● WHAT IS NEEDED: Write out every single entry exactly.

● MATERIAL:
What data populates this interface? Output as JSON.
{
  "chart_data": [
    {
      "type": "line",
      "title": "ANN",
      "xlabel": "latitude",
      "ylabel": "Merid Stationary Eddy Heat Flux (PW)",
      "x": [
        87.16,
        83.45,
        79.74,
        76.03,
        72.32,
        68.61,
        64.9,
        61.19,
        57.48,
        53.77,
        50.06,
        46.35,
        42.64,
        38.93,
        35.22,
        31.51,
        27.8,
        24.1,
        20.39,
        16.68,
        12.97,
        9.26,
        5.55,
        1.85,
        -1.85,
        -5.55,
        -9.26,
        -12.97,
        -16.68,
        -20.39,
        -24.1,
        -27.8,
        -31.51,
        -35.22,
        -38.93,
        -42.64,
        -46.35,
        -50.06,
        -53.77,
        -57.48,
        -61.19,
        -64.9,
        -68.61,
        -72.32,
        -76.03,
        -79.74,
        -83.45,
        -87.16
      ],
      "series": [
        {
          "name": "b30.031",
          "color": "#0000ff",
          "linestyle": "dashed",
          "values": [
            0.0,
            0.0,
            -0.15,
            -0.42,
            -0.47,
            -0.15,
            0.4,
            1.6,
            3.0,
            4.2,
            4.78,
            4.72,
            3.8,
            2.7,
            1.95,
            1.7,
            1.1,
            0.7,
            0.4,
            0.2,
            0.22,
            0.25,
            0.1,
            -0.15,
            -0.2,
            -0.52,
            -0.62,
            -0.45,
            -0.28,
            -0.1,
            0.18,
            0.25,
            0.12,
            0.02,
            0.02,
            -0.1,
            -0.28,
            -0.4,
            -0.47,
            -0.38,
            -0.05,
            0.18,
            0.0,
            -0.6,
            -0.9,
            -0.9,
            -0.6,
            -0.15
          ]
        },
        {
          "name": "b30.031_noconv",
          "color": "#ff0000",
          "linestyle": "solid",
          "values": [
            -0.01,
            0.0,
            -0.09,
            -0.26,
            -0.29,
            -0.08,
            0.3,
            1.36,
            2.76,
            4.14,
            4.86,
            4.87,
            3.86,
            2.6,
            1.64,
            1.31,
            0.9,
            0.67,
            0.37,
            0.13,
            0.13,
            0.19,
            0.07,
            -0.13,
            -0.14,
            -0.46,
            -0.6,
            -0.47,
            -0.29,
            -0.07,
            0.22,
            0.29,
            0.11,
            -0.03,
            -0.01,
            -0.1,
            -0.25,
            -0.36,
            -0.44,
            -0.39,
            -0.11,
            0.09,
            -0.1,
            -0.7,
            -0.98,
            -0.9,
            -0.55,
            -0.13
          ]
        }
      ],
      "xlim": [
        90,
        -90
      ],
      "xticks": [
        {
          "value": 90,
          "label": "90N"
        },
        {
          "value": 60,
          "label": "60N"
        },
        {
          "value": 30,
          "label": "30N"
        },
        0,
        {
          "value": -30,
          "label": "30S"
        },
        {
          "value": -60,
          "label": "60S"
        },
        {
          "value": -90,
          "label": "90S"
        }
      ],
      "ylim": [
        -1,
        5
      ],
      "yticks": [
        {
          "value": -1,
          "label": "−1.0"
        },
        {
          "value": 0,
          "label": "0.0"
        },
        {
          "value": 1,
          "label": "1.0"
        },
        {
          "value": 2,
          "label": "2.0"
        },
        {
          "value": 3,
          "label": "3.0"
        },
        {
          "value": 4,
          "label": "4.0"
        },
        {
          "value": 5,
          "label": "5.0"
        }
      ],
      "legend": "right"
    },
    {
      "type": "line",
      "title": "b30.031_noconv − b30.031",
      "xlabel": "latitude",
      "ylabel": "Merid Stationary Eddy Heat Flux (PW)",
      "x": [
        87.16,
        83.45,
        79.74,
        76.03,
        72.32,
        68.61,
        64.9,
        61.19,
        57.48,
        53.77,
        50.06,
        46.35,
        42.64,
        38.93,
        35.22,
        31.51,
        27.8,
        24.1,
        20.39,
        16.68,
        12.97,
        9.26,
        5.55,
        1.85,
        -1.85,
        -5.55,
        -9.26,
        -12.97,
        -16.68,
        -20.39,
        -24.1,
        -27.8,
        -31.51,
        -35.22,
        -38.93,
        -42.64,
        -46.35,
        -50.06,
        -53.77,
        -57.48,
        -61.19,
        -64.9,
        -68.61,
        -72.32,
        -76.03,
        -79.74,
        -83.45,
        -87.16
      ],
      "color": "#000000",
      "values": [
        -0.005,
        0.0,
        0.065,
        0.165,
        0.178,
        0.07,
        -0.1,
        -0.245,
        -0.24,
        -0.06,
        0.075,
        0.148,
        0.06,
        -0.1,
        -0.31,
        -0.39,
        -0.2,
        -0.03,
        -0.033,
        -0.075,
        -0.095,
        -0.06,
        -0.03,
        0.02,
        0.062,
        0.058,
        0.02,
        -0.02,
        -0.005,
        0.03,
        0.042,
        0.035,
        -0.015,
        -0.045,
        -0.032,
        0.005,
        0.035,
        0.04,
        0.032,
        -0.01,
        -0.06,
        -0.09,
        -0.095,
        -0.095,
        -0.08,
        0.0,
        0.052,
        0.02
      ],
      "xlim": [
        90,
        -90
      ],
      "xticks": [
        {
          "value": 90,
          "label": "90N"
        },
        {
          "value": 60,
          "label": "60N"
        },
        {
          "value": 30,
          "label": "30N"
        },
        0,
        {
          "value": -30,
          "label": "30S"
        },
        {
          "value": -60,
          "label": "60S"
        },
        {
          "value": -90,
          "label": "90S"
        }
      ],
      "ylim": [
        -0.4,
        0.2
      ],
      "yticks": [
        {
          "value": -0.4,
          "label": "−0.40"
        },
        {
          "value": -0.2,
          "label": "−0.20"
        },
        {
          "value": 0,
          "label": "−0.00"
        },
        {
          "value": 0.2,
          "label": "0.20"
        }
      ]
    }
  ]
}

● ANSWER TO THIS PROBLEM:
What data populates this interface? Output as JSON.
{
  "chart_data": [
    {
      "type": "line",
      "title": "ANN",
      "xlabel": "latitude",
      "ylabel": "Merid Stationary Eddy Heat Flux (PW)",
      "x": [
        87.16,
        83.45,
        79.74,
        76.03,
        72.32,
        68.61,
        64.9,
        61.19,
        57.48,
        53.77,
        50.06,
        46.35,
        42.64,
        38.93,
        35.22,
        31.51,
        27.8,
        24.1,
        20.39,
        16.68,
        12.97,
        9.26,
        5.55,
        1.85,
        -1.85,
        -5.55,
        -9.26,
        -12.97,
        -16.68,
        -20.39,
        -24.1,
        -27.8,
        -31.51,
        -35.22,
        -38.93,
        -42.64,
        -46.35,
        -50.06,
        -53.77,
        -57.48,
        -61.19,
        -64.9,
        -68.61,
        -72.32,
        -76.03,
        -79.74,
        -83.45,
        -87.16
      ],
      "series": [
        {
          "name": "b30.031",
          "color": "#0000ff",
          "linestyle": "dashed",
          "values": [
            0.0,
            0.0,
            -0.15,
            -0.42,
            -0.47,
            -0.15,
            0.4,
            1.6,
            3.0,
            4.2,
            4.78,
            4.72,
            3.8,
            2.7,
            1.95,
            1.7,
            1.1,
            0.7,
            0.4,
            0.2,
            0.22,
            0.25,
            0.1,
            -0.15,
            -0.2,
            -0.52,
            -0.62,
            -0.45,
            -0.28,
            -0.1,
            0.18,
            0.25,
            0.12,
            0.02,
            0.02,
            -0.1,
            -0.28,
            -0.4,
            -0.47,
            -0.38,
            -0.05,
            0.18,
            0.0,
            -0.6,
            -0.9,
            -0.9,
            -0.6,
            -0.15
          ]
        },
        {
          "name": "b30.031_noconv",
          "color": "#ff0000",
          "linestyle": "solid",
          "values": [
            -0.01,
            0.0,
            -0.09,
            -0.26,
            -0.29,
            -0.08,
            0.3,
            1.36,
            2.76,
            4.14,
            4.86,
            4.87,
            3.86,
            2.6,
            1.64,
            1.31,
            0.9,
            0.67,
            0.37,
            0.13,
            0.13,
            0.19,
            0.07,
            -0.13,
            -0.14,
            -0.46,
            -0.6,
            -0.47,
            -0.29,
            -0.07,
            0.22,
            0.29,
            0.11,
            -0.03,
            -0.01,
            -0.1,
            -0.25,
            -0.36,
            -0.44,
            -0.39,
            -0.11,
            0.09,
            -0.1,
            -0.7,
            -0.98,
            -0.9,
            -0.55,
            -0.13
          ]
        }
      ],
      "xlim": [
        90,
        -90
      ],
      "xticks": [
        {
          "value": 90,
          "label": "90N"
        },
        {
          "value": 60,
          "label": "60N"
        },
        {
          "value": 30,
          "label": "30N"
        },
        0,
        {
          "value": -30,
          "label": "30S"
        },
        {
          "value": -60,
          "label": "60S"
        },
        {
          "value": -90,
          "label": "90S"
        }
      ],
      "ylim": [
        -1,
        5
      ],
      "yticks": [
        {
          "value": -1,
          "label": "−1.0"
        },
        {
          "value": 0,
          "label": "0.0"
        },
        {
          "value": 1,
          "label": "1.0"
        },
        {
          "value": 2,
          "label": "2.0"
        },
        {
          "value": 3,
          "label": "3.0"
        },
        {
          "value": 4,
          "label": "4.0"
        },
        {
          "value": 5,
          "label": "5.0"
        }
      ],
      "legend": "right"
    },
    {
      "type": "line",
      "title": "b30.031_noconv − b30.031",
      "xlabel": "latitude",
      "ylabel": "Merid Stationary Eddy Heat Flux (PW)",
      "x": [
        87.16,
        83.45,
        79.74,
        76.03,
        72.32,
        68.61,
        64.9,
        61.19,
        57.48,
        53.77,
        50.06,
        46.35,
        42.64,
        38.93,
        35.22,
        31.51,
        27.8,
        24.1,
        20.39,
        16.68,
        12.97,
        9.26,
        5.55,
        1.85,
        -1.85,
        -5.55,
        -9.26,
        -12.97,
        -16.68,
        -20.39,
        -24.1,
        -27.8,
        -31.51,
        -35.22,
        -38.93,
        -42.64,
        -46.35,
        -50.06,
        -53.77,
        -57.48,
        -61.19,
        -64.9,
        -68.61,
        -72.32,
        -76.03,
        -79.74,
        -83.45,
        -87.16
      ],
      "color": "#000000",
      "values": [
        -0.005,
        0.0,
        0.065,
        0.165,
        0.178,
        0.07,
        -0.1,
        -0.245,
        -0.24,
        -0.06,
        0.075,
        0.148,
        0.06,
        -0.1,
        -0.31,
        -0.39,
        -0.2,
        -0.03,
        -0.033,
        -0.075,
        -0.095,
        -0.06,
        -0.03,
        0.02,
        0.062,
        0.058,
        0.02,
        -0.02,
        -0.005,
        0.03,
        0.042,
        0.035,
        -0.015,
        -0.045,
        -0.032,
        0.005,
        0.035,
        0.04,
        0.032,
        -0.01,
        -0.06,
        -0.09,
        -0.095,
        -0.095,
        -0.08,
        0.0,
        0.052,
        0.02
      ],
      "xlim": [
        90,
        -90
      ],
      "xticks": [
        {
          "value": 90,
          "label": "90N"
        },
        {
          "value": 60,
          "label": "60N"
        },
        {
          "value": 30,
          "label": "30N"
        },
        0,
        {
          "value": -30,
          "label": "30S"
        },
        {
          "value": -60,
          "label": "60S"
        },
        {
          "value": -90,
          "label": "90S"
        }
      ],
      "ylim": [
        -0.4,
        0.2
      ],
      "yticks": [
        {
          "value": -0.4,
          "label": "−0.40"
        },
        {
          "value": -0.2,
          "label": "−0.20"
        },
        {
          "value": 0,
          "label": "−0.00"
        },
        {
          "value": 0.2,
          "label": "0.20"
        }
      ]
    }
  ]
}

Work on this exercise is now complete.